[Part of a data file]
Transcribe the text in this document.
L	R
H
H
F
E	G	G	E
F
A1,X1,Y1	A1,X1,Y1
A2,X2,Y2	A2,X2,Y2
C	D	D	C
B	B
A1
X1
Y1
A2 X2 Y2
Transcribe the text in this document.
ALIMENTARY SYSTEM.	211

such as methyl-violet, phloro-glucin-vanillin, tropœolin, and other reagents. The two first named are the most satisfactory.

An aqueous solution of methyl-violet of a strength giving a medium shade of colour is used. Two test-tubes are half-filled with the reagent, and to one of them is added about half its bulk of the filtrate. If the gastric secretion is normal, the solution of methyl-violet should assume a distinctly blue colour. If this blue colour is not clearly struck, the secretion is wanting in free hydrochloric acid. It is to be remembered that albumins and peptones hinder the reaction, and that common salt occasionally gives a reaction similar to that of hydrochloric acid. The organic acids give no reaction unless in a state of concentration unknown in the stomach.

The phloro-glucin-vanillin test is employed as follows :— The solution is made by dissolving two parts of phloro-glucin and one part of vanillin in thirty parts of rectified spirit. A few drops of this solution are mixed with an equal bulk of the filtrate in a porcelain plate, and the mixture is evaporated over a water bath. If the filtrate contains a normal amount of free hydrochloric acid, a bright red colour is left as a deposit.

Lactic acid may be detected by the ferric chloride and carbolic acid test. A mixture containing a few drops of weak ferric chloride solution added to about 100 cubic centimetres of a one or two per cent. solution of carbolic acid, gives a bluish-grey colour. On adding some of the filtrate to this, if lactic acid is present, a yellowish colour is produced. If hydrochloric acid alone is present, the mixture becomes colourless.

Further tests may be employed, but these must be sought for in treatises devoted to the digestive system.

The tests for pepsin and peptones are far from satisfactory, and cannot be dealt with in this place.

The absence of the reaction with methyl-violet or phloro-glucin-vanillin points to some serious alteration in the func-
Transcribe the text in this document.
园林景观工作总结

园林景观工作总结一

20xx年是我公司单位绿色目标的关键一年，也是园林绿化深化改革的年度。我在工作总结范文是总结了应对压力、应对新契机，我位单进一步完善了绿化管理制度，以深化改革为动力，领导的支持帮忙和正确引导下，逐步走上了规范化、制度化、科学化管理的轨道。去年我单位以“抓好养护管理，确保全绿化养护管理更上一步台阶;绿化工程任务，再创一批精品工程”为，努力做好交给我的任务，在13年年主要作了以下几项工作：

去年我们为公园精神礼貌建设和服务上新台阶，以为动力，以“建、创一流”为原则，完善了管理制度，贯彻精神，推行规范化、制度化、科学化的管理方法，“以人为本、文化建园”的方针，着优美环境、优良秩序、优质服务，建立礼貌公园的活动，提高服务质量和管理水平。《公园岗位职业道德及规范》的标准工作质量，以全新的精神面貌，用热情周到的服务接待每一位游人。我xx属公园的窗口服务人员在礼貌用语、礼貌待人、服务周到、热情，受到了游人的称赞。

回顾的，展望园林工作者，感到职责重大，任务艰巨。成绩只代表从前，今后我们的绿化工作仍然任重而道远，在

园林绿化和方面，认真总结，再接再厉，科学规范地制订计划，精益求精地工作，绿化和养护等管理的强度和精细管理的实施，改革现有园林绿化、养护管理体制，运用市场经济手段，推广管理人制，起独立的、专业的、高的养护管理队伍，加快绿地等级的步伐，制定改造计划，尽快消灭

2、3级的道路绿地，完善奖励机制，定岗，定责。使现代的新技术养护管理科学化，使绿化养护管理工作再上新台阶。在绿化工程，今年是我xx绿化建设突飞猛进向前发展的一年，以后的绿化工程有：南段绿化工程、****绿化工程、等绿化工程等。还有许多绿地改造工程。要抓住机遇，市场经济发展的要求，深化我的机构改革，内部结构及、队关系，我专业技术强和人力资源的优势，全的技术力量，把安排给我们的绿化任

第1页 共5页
* * *
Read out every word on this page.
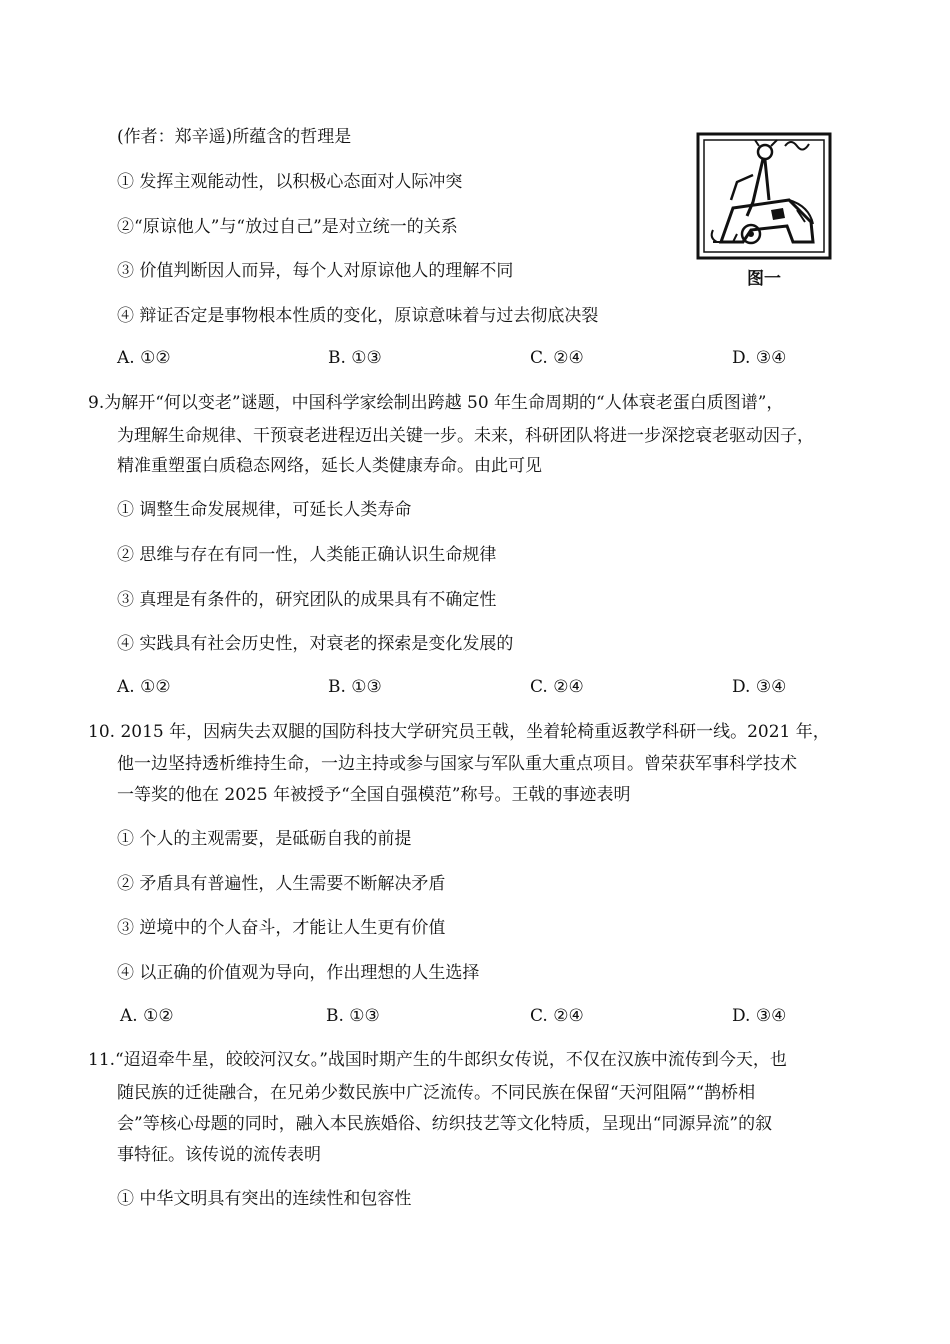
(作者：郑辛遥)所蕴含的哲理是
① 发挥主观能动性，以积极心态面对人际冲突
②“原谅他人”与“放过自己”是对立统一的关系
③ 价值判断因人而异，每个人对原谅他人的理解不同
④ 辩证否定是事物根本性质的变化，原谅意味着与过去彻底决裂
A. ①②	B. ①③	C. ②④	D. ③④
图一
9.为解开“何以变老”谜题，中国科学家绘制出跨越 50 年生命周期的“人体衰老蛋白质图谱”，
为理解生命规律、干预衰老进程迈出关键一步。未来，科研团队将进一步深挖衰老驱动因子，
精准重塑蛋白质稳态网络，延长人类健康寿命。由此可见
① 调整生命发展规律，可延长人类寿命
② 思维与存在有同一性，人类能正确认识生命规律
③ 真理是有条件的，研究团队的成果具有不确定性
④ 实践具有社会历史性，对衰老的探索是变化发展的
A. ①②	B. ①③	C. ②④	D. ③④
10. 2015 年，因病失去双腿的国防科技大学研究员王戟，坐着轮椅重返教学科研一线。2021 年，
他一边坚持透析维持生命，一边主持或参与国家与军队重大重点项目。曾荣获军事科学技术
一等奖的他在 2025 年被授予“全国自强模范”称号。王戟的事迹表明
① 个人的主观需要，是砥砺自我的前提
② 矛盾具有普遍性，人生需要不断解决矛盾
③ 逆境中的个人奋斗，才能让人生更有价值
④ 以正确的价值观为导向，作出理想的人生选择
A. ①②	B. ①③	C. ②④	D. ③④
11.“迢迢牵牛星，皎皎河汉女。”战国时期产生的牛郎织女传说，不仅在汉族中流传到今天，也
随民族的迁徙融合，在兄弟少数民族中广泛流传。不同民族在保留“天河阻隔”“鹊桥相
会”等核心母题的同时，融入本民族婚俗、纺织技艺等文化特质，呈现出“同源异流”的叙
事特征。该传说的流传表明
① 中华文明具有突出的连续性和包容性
--
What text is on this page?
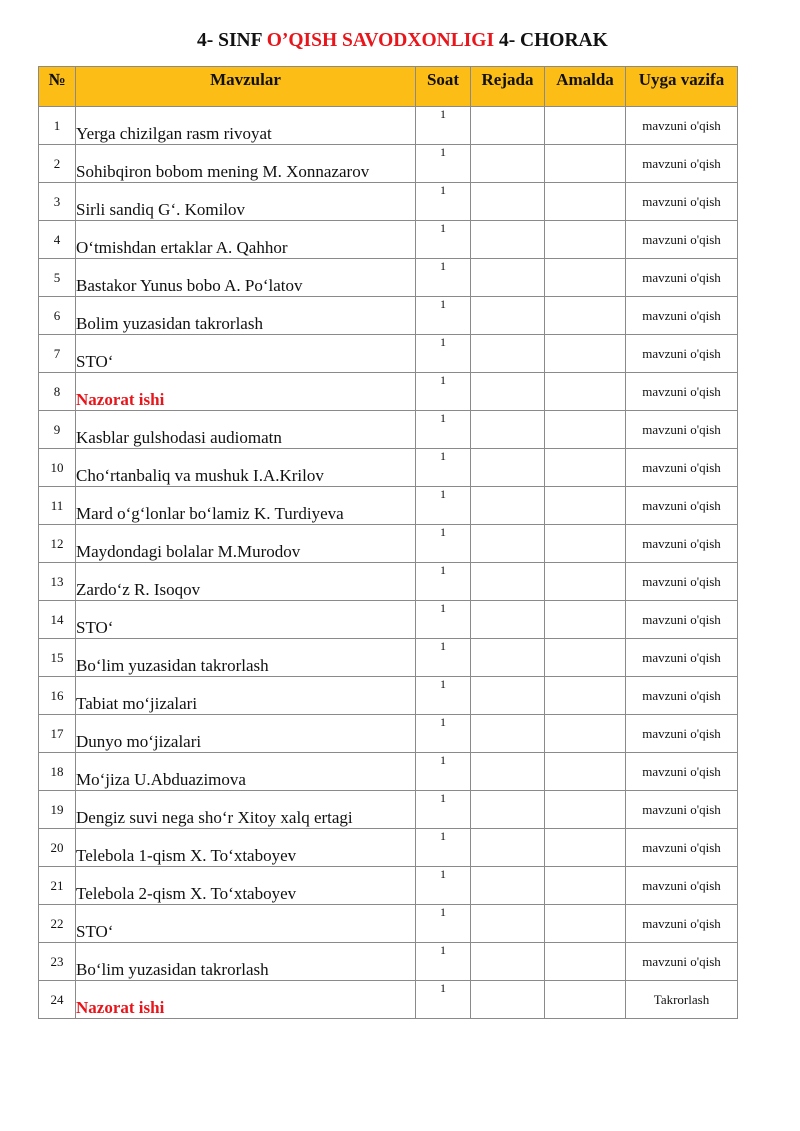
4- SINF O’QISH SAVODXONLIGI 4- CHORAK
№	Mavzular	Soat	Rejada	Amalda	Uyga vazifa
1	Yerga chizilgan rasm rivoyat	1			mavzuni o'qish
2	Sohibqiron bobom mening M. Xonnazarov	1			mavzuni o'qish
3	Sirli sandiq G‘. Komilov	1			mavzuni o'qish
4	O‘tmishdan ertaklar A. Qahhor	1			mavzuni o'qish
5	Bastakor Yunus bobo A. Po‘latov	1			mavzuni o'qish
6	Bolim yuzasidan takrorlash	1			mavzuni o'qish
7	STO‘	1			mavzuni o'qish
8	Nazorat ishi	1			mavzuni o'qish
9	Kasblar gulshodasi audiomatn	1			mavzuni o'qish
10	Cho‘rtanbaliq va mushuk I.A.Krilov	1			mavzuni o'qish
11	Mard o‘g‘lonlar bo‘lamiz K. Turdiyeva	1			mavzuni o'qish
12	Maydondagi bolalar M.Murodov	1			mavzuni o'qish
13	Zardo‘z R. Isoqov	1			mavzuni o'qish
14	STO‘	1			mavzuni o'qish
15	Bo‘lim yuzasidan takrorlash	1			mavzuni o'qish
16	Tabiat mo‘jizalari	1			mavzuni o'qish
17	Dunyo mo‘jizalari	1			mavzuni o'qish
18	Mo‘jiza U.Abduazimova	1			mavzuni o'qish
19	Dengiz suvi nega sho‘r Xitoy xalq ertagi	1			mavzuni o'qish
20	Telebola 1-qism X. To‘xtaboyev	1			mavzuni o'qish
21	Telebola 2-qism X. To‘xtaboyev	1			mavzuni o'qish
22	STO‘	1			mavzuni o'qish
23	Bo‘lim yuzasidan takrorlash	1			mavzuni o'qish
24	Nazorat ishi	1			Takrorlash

- **What you will do**
Scan the material above for the string "ishi" and report each line where you find it.

- **Solution to this exercise**
8	Nazorat ishi	1			mavzuni o'qish
24	Nazorat ishi	1			Takrorlash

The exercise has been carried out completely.